Reading text:
Bangladeshi model and actress

Nazifa Anzum Tushi is a Bangladeshi actress, model and television presenter. She was the first runner-up 2014 in the Lux Channel I Superstar beauty pageant of Bangladesh. She is known for her roles in films like Hawa and Networker Baire and in series like Syndicate.

She graduated from the Independent University, Bangladesh.

==Career==
Tushi was the first runner-up in the 2014 Lux Channel I Superstar beauty pageant. She then starred in the 2016 romantic drama film Ice Cream, directed by Redoan Rony. The film also features Sariful Razz and Kumar Uday.

In the twelve months after the release of Ice Cream, she made a television commercial in which she rode on the back of a scooter in Dhaka's Kuril Flyover area, and modeled in a music video for the rock song "Na". Not until late 2019 did she work in another film, Mejbaur Rahman Sumon's Hawa. She explained the several year break by saying she wanted to concentrate on her studies.

While awaiting the release of Hawa, she played Samia in the 2021 web film Networker Baire, again working alongside Razz. Shortly after the release of the film, she and three of her co-stars were hospitalized after an early hours road traffic accident in Dhaka. She later traveled to India for related surgery.

She has also appeared in the web series Syndicate. She has worked in the film is Hawa.

In 2026, Tushi starred as Annie in the series ANNiE, which was selected for its world premiere in the Spotlight: Women in Series section of the Seriencamp Festival in Cologne, Germany.

Source information:
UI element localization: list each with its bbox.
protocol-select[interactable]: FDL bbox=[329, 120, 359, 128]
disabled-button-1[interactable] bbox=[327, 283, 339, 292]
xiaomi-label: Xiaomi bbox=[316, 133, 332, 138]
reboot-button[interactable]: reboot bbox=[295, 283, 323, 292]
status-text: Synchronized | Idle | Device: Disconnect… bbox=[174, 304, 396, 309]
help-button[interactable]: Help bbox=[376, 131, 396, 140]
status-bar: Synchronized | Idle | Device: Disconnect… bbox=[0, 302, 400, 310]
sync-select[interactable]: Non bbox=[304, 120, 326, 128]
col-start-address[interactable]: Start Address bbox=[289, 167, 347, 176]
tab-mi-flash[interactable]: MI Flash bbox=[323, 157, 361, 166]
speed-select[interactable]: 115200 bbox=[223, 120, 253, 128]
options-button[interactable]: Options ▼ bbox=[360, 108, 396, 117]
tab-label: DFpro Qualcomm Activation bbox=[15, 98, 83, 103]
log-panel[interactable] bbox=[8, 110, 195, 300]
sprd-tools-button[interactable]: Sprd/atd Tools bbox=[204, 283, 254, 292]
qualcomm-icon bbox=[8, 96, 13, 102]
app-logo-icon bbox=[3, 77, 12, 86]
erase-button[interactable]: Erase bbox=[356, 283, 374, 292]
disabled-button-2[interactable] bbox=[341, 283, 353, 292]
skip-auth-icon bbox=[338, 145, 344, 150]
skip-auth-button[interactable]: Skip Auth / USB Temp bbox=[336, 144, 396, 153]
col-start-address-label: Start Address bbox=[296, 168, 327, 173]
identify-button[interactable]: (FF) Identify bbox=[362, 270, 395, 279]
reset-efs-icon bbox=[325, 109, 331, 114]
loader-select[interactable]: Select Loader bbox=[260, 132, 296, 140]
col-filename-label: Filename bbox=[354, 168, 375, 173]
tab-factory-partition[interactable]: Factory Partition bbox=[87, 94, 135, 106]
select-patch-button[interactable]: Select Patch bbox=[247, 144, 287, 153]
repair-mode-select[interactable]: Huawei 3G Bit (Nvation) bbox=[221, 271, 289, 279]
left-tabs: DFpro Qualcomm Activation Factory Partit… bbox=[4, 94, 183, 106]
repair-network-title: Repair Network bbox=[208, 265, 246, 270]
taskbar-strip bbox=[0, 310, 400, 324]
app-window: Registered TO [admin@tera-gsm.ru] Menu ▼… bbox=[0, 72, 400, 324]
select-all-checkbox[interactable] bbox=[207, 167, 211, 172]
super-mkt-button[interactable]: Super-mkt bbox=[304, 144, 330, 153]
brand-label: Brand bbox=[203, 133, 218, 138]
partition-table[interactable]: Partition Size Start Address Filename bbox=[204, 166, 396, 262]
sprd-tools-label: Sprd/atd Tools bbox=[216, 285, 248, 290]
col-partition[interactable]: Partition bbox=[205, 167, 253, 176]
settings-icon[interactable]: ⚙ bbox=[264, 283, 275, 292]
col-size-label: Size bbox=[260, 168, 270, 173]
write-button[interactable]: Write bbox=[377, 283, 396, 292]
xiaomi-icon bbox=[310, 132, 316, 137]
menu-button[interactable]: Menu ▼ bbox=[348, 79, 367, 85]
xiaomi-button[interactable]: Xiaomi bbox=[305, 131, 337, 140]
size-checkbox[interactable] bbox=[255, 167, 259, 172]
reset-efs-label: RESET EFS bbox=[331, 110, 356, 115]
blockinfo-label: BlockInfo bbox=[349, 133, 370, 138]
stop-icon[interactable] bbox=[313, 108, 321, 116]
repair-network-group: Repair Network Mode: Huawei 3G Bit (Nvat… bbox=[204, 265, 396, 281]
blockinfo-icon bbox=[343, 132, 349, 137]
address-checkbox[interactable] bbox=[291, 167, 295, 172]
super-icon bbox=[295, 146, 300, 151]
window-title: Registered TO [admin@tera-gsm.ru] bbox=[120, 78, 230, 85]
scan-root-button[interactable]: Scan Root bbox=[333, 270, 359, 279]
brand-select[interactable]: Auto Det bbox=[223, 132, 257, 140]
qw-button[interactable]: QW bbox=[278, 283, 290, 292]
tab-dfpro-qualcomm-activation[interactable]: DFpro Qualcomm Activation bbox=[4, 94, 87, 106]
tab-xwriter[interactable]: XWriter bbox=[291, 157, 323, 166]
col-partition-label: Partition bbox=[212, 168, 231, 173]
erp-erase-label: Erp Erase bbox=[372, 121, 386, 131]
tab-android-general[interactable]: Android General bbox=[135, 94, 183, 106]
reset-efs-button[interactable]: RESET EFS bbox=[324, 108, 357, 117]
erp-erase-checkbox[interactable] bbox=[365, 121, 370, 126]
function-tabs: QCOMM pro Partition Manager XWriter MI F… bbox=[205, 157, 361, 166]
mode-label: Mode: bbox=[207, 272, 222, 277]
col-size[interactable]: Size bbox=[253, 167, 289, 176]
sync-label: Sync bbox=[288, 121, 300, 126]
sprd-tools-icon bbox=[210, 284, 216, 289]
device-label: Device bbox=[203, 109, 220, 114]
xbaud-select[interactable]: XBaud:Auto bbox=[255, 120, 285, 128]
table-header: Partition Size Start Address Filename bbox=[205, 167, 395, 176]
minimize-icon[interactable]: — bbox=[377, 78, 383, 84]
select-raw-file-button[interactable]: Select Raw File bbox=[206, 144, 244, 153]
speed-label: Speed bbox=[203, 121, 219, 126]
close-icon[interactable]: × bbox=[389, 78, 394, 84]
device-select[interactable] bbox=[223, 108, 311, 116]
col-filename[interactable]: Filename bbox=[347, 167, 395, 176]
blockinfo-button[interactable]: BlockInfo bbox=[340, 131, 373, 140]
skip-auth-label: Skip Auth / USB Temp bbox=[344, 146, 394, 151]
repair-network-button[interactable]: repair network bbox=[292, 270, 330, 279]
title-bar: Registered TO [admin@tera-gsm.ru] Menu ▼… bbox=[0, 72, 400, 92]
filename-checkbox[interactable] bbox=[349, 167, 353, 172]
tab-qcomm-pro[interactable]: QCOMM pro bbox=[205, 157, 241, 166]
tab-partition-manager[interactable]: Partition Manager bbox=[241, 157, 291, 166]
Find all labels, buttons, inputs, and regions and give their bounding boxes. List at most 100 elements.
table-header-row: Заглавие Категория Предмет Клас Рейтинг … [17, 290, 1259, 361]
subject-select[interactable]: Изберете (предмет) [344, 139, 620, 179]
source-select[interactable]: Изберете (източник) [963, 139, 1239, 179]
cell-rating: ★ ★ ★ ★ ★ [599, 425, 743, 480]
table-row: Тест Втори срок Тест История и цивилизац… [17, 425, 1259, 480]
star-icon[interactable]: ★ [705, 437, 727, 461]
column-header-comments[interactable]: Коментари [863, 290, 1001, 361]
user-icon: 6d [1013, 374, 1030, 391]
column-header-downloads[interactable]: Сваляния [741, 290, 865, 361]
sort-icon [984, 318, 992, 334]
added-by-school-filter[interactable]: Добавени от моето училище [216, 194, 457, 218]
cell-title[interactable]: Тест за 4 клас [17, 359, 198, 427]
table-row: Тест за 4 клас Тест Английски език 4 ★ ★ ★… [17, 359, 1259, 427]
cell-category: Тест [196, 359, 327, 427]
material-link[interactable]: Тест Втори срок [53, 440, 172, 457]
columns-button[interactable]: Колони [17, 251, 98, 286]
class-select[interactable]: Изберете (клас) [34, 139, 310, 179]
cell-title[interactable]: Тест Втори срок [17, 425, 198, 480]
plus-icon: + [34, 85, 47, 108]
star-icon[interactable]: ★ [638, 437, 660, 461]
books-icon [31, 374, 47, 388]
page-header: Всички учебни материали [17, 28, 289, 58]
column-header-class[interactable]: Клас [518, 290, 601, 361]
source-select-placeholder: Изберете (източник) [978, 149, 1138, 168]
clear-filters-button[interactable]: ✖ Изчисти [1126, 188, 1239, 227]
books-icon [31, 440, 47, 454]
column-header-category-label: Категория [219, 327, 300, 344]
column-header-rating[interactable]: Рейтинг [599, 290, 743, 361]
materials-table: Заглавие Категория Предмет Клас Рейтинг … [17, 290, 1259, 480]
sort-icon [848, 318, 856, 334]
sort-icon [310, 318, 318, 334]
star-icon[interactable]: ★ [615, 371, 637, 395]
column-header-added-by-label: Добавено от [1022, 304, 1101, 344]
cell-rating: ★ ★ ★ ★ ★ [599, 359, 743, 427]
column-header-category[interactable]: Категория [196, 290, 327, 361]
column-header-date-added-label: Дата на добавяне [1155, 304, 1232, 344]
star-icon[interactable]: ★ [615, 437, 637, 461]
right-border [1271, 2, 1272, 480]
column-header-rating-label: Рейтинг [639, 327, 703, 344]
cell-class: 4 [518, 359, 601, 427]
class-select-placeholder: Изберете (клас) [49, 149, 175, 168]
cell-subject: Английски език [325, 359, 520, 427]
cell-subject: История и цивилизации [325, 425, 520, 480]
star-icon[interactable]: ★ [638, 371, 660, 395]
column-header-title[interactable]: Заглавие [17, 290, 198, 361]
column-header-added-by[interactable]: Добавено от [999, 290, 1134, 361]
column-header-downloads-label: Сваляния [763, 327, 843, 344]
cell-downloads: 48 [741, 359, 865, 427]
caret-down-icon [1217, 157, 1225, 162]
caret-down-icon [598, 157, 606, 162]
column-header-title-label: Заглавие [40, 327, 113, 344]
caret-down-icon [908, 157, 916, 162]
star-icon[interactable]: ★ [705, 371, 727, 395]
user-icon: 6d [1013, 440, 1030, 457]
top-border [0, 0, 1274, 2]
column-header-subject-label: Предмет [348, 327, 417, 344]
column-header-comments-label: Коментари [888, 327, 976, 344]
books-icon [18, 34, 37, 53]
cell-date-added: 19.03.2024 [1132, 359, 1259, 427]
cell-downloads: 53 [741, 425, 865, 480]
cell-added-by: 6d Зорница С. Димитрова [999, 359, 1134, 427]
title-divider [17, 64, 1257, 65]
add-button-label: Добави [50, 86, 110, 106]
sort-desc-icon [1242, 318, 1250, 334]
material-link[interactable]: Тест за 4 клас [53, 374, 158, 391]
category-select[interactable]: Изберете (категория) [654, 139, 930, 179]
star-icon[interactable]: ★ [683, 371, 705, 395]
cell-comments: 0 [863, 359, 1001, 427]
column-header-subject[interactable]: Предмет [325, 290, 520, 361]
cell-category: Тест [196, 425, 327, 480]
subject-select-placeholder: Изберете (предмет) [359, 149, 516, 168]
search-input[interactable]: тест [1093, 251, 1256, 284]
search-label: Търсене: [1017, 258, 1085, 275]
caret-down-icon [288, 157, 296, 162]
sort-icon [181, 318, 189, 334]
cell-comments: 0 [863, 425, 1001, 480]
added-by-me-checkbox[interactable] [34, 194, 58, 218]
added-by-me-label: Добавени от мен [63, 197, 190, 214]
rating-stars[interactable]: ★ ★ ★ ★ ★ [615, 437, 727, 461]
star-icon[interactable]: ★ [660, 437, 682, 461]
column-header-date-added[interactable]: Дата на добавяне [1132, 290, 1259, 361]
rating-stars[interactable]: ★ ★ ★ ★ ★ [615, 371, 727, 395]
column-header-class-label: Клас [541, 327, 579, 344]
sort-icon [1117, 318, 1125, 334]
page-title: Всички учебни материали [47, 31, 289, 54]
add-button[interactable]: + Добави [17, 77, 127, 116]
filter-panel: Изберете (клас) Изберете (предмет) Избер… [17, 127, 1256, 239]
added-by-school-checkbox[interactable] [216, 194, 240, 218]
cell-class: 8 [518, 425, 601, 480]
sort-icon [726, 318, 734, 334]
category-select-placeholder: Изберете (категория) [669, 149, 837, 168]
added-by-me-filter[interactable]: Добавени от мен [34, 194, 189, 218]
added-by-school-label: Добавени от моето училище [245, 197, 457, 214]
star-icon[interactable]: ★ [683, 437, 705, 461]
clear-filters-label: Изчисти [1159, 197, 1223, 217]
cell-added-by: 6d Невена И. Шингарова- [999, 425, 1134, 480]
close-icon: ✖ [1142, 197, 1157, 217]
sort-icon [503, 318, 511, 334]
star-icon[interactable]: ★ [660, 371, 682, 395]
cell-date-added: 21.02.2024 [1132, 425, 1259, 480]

Work task A:
Duplicate the passage of the text about Nazifa Anzum Tushi starting at "In the twelve" and ending at "for related surgery.".
Work task B:
According to the text about Nazifa Anzum Tushi, why did she take a break of several years between films?

Final answer A:
In the twelve months after the release of Ice Cream, she made a television commercial in which she rode on the back of a scooter in Dhaka's Kuril Flyover area, and modeled in a music video for the rock song "Na". Not until late 2019 did she work in another film, Mejbaur Rahman Sumon's Hawa. She explained the several year break by saying she wanted to concentrate on her studies.

While awaiting the release of Hawa, she played Samia in the 2021 web film Networker Baire, again working alongside Razz. Shortly after the release of the film, she and three of her co-stars were hospitalized after an early hours road traffic accident in Dhaka. She later traveled to India for related surgery.

Final answer B:
She wanted to concentrate on her studies.